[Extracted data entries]
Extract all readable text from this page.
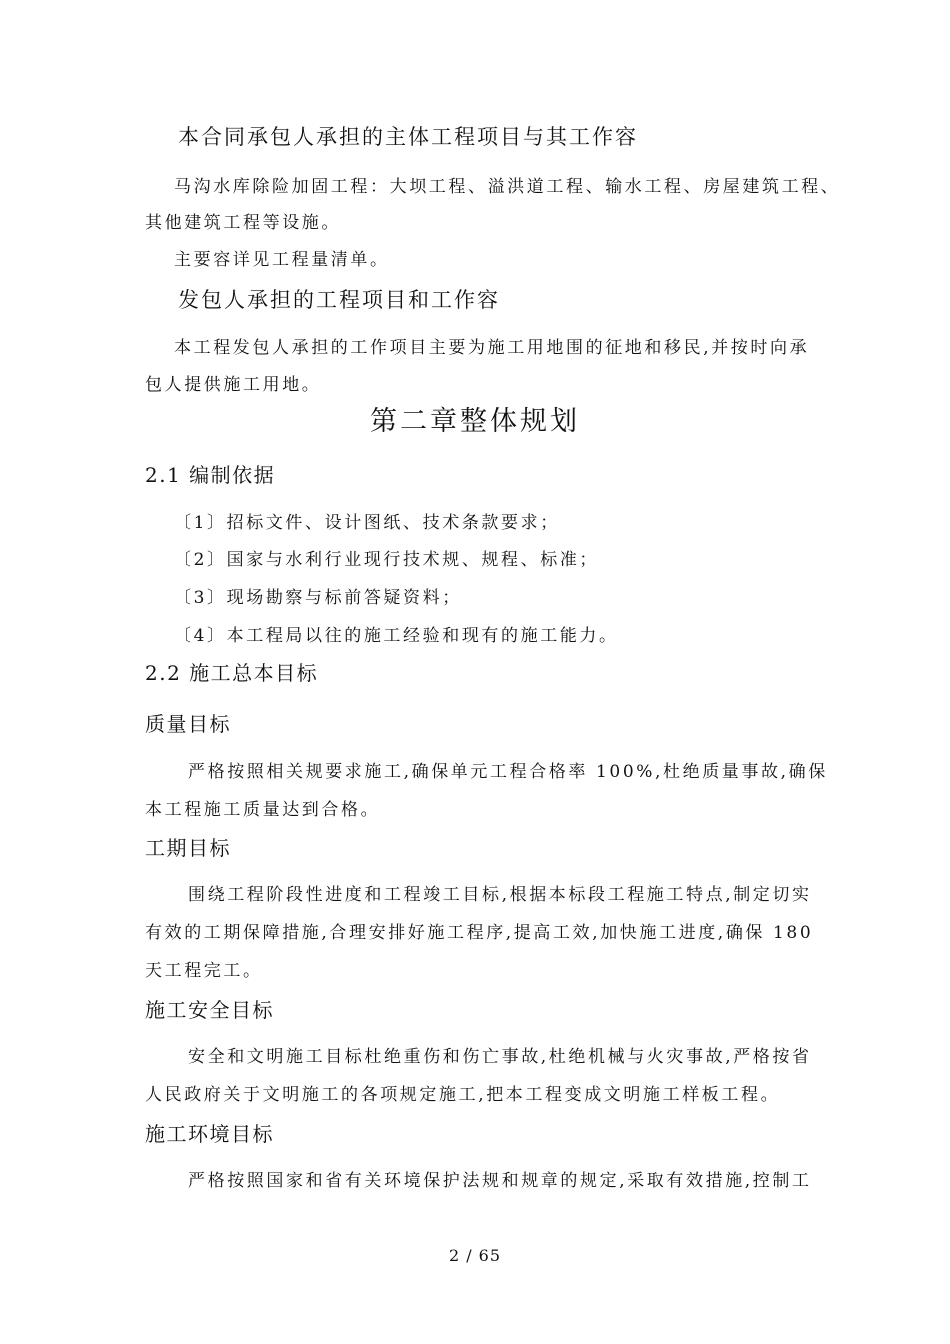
本合同承包人承担的主体工程项目与其工作容

马沟水库除险加固工程：大坝工程、溢洪道工程、输水工程、房屋建筑工程、

其他建筑工程等设施。

主要容详见工程量清单。

发包人承担的工程项目和工作容

本工程发包人承担的工作项目主要为施工用地围的征地和移民,并按时向承

包人提供施工用地。

第二章整体规划
2.1 编制依据

〔1〕招标文件、设计图纸、技术条款要求；

〔2〕国家与水利行业现行技术规、规程、标准；

〔3〕现场勘察与标前答疑资料；

〔4〕本工程局以往的施工经验和现有的施工能力。

2.2 施工总本目标
质量目标

严格按照相关规要求施工,确保单元工程合格率 100%,杜绝质量事故,确保

本工程施工质量达到合格。

工期目标

围绕工程阶段性进度和工程竣工目标,根据本标段工程施工特点,制定切实

有效的工期保障措施,合理安排好施工程序,提高工效,加快施工进度,确保 180

天工程完工。

施工安全目标

安全和文明施工目标杜绝重伤和伤亡事故,杜绝机械与火灾事故,严格按省

人民政府关于文明施工的各项规定施工,把本工程变成文明施工样板工程。

施工环境目标

严格按照国家和省有关环境保护法规和规章的规定,采取有效措施,控制工

2 / 65
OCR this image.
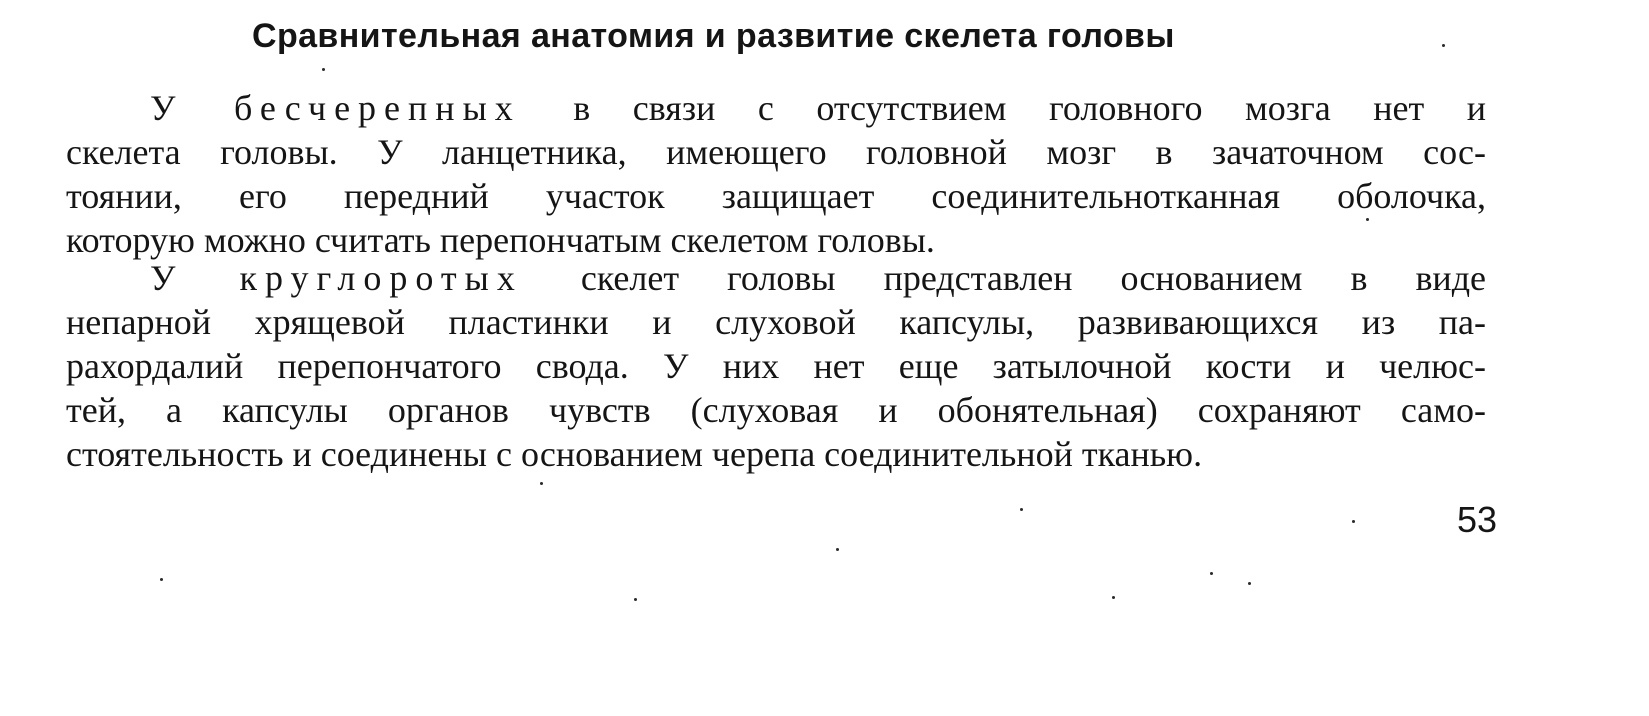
Сравнительная анатомия и развитие скелета головы
У бесчерепных в связи с отсутствием головного мозга нет и
скелета головы. У ланцетника, имеющего головной мозг в зачаточном сос-
тоянии, его передний участок защищает соединительнотканная оболочка,
которую можно считать перепончатым скелетом головы.
У круглоротых скелет головы представлен основанием в виде
непарной хрящевой пластинки и слуховой капсулы, развивающихся из па-
рахордалий перепончатого свода. У них нет еще затылочной кости и челюс-
тей, а капсулы органов чувств (слуховая и обонятельная) сохраняют само-
стоятельность и соединены с основанием черепа соединительной тканью.
53
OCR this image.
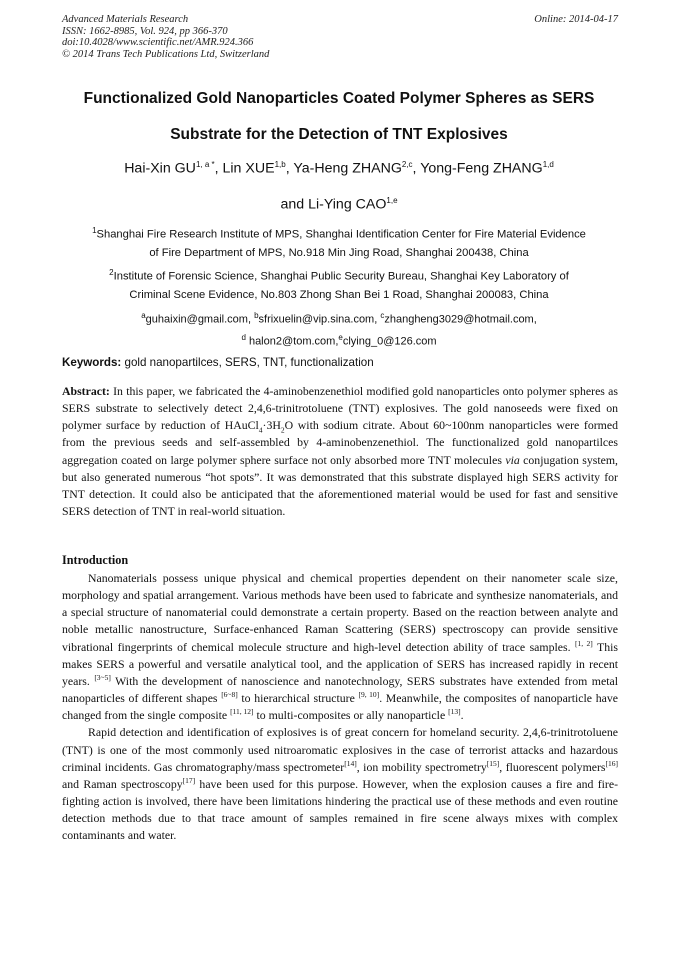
Advanced Materials Research
ISSN: 1662-8985, Vol. 924, pp 366-370
doi:10.4028/www.scientific.net/AMR.924.366
© 2014 Trans Tech Publications Ltd, Switzerland
Online: 2014-04-17
Functionalized Gold Nanoparticles Coated Polymer Spheres as SERS
Substrate for the Detection of TNT Explosives
Hai-Xin $GU^{1, a *}$, Lin XUE$^{1,b}$, Ya-Heng ZHANG$^{2,c}$, Yong-Feng ZHANG$^{1,d}$
and Li-Ying CAO$^{1,e}$
$^1$Shanghai Fire Research Institute of MPS, Shanghai Identification Center for Fire Material Evidence
of Fire Department of MPS, No.918 Min Jing Road, Shanghai 200438, China
$^2$Institute of Forensic Science, Shanghai Public Security Bureau, Shanghai Key Laboratory of
Criminal Scene Evidence, No.803 Zhong Shan Bei 1 Road, Shanghai 200083, China
$^a$guhaixin@gmail.com, $^b$sfrixuelin@vip.sina.com, $^c$zhangheng3029@hotmail.com,
$^d$ halon2@tom.com,$^e$clying_0@126.com
Keywords: gold nanopartilces, SERS, TNT, functionalization

Abstract: In this paper, we fabricated the 4-aminobenzenethiol modified gold nanoparticles onto polymer spheres as SERS substrate to selectively detect 2,4,6-trinitrotoluene (TNT) explosives. The gold nanoseeds were fixed on polymer surface by reduction of $HAuCl_4\cdot 3H_2O$ with sodium citrate. About 60~100nm nanoparticles were formed from the previous seeds and self-assembled by 4-aminobenzenethiol. The functionalized gold nanopartilces aggregation coated on large polymer sphere surface not only absorbed more TNT molecules via conjugation system, but also generated numerous “hot spots”. It was demonstrated that this substrate displayed high SERS activity for TNT detection. It could also be anticipated that the aforementioned material would be used for fast and sensitive SERS detection of TNT in real-world situation.

Introduction

Nanomaterials possess unique physical and chemical properties dependent on their nanometer scale size, morphology and spatial arrangement. Various methods have been used to fabricate and synthesize nanomaterials, and a special structure of nanomaterial could demonstrate a certain property. Based on the reaction between analyte and noble metallic nanostructure, Surface-enhanced Raman Scattering (SERS) spectroscopy can provide sensitive vibrational fingerprints of chemical molecule structure and high-level detection ability of trace samples. [1, 2] This makes SERS a powerful and versatile analytical tool, and the application of SERS has increased rapidly in recent years. [3~5] With the development of nanoscience and nanotechnology, SERS substrates have extended from metal nanoparticles of different shapes [6~8] to hierarchical structure [9, 10]. Meanwhile, the composites of nanoparticle have changed from the single composite [11, 12] to multi-composites or ally nanoparticle [13].

Rapid detection and identification of explosives is of great concern for homeland security. 2,4,6-trinitrotoluene (TNT) is one of the most commonly used nitroaromatic explosives in the case of terrorist attacks and hazardous criminal incidents. Gas chromatography/mass spectrometer[14], ion mobility spectrometry[15], fluorescent polymers[16] and Raman spectroscopy[17] have been used for this purpose. However, when the explosion causes a fire and fire-fighting action is involved, there have been limitations hindering the practical use of these methods and even routine detection methods due to that trace amount of samples remained in fire scene always mixes with complex contaminants and water.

Job:
Examine the data above and state how many of its lines contain the word "капсулы", with no further remarks.

Answer to the task:
2